- **Aim of the exercise**
Locate each line holding the string "кожного" and copy it.

--- BEGIN Information provided ---

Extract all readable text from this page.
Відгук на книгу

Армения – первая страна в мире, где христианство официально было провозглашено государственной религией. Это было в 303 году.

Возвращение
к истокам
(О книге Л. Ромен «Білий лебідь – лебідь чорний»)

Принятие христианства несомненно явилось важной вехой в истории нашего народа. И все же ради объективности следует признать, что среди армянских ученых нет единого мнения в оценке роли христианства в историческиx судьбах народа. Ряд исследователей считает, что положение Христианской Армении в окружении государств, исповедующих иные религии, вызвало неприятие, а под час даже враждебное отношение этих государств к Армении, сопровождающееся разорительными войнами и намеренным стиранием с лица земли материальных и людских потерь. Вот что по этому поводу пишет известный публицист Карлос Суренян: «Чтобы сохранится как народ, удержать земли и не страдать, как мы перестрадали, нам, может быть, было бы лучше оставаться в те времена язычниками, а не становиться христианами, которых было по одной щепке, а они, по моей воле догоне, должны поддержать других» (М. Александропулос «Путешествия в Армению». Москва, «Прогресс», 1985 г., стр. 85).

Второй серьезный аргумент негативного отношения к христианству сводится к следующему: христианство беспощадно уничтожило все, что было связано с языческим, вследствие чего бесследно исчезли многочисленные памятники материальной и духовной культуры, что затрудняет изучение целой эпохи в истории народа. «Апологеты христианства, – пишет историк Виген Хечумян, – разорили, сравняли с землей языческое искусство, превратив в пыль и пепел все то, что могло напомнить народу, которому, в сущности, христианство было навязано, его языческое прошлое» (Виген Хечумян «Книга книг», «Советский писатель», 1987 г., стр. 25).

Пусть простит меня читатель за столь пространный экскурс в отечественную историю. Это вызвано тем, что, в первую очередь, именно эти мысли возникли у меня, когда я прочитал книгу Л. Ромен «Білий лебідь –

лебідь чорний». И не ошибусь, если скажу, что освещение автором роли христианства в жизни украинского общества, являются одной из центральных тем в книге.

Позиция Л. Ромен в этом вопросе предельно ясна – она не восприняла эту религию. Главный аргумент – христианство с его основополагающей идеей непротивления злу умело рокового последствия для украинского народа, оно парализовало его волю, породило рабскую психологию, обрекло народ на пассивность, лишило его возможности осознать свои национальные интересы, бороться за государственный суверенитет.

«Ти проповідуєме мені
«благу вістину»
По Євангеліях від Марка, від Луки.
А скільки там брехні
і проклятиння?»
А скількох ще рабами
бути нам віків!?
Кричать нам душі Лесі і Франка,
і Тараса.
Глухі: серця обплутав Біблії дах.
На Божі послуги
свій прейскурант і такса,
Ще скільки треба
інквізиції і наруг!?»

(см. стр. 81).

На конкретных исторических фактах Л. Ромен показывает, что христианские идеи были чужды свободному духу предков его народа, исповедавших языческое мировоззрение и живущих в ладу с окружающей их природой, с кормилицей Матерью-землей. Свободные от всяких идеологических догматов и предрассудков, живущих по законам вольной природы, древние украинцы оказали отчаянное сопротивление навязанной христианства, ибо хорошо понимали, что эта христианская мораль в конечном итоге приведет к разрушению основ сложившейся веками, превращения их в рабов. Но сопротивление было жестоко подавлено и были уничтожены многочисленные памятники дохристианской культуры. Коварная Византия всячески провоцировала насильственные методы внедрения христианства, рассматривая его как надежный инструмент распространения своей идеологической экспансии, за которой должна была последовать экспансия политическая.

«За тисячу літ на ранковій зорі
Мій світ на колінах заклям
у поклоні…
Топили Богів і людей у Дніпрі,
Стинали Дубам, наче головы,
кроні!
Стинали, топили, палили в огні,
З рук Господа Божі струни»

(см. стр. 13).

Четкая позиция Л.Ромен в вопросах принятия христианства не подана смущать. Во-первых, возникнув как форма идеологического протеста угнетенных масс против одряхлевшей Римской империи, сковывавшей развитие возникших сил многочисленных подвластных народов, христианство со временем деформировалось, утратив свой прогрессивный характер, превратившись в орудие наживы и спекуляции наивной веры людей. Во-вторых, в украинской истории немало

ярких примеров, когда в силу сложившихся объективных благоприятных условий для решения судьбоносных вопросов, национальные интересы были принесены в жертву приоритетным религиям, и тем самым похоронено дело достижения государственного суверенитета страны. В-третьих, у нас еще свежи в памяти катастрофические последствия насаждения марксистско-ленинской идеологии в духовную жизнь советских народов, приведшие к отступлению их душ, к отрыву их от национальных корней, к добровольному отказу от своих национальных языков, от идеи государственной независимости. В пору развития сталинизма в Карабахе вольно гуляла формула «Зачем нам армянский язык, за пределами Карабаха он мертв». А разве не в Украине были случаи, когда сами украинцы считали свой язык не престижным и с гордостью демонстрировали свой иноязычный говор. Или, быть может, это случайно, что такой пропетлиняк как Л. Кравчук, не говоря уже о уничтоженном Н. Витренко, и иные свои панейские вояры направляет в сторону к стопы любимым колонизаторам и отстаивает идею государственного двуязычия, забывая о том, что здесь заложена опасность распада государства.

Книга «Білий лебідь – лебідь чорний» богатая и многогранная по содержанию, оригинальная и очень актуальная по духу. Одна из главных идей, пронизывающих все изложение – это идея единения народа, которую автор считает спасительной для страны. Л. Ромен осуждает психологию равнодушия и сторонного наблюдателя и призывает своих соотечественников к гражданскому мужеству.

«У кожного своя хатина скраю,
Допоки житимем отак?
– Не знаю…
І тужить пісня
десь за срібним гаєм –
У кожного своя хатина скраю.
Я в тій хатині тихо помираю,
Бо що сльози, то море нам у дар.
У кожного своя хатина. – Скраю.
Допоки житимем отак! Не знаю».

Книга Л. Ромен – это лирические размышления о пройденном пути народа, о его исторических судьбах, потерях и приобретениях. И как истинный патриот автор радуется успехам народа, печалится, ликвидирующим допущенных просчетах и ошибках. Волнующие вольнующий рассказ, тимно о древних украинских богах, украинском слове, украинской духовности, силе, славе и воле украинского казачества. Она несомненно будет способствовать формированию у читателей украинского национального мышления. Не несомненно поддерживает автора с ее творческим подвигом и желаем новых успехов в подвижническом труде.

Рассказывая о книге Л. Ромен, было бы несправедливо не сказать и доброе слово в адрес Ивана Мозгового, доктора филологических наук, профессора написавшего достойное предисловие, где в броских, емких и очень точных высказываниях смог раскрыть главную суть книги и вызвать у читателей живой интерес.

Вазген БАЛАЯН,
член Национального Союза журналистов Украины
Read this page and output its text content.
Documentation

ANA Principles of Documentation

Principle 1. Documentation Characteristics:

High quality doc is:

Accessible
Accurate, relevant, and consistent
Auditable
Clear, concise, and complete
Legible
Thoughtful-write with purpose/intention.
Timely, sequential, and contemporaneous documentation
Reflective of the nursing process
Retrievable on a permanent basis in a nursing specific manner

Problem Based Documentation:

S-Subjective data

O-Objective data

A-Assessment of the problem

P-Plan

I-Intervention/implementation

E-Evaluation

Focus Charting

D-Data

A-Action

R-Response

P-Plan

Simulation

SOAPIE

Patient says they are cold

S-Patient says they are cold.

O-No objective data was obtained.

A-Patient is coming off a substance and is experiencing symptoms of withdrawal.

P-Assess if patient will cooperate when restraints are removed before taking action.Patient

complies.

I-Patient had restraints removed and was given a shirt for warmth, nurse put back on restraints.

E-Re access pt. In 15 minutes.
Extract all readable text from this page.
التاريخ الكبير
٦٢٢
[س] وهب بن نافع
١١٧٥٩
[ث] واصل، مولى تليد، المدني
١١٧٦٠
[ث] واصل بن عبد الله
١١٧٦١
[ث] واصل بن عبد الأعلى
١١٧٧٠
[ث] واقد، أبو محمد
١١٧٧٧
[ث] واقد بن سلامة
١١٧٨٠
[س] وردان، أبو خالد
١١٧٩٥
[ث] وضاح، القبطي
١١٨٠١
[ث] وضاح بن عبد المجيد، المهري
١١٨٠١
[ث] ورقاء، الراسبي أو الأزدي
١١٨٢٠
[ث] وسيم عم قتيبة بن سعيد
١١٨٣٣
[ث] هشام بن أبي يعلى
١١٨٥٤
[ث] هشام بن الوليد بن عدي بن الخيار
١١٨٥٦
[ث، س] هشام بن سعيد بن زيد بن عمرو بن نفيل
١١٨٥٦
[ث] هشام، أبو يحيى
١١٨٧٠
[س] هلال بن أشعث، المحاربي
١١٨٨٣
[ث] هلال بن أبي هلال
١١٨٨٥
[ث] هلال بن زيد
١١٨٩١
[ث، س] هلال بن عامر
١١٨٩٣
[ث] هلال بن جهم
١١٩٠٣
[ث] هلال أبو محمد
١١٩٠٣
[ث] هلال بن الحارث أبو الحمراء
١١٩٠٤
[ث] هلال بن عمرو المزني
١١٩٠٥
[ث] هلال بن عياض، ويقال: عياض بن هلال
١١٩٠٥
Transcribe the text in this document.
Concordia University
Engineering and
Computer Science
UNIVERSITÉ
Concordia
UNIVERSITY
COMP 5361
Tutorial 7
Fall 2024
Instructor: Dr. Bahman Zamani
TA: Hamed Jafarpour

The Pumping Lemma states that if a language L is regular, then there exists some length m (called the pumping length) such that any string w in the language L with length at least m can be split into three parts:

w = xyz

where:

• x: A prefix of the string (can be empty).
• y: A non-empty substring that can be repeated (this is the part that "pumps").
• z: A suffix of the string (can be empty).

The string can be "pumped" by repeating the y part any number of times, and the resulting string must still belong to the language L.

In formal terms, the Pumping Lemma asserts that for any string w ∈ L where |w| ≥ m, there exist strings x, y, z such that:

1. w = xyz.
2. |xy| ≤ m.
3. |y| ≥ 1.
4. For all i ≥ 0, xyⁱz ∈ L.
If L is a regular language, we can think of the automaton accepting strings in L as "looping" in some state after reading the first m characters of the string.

--- END Information provided ---

- **Full answer**
«У кожного своя хатина скраю,
У кожного своя хатина скраю.
У кожного своя хатина. – Скраю.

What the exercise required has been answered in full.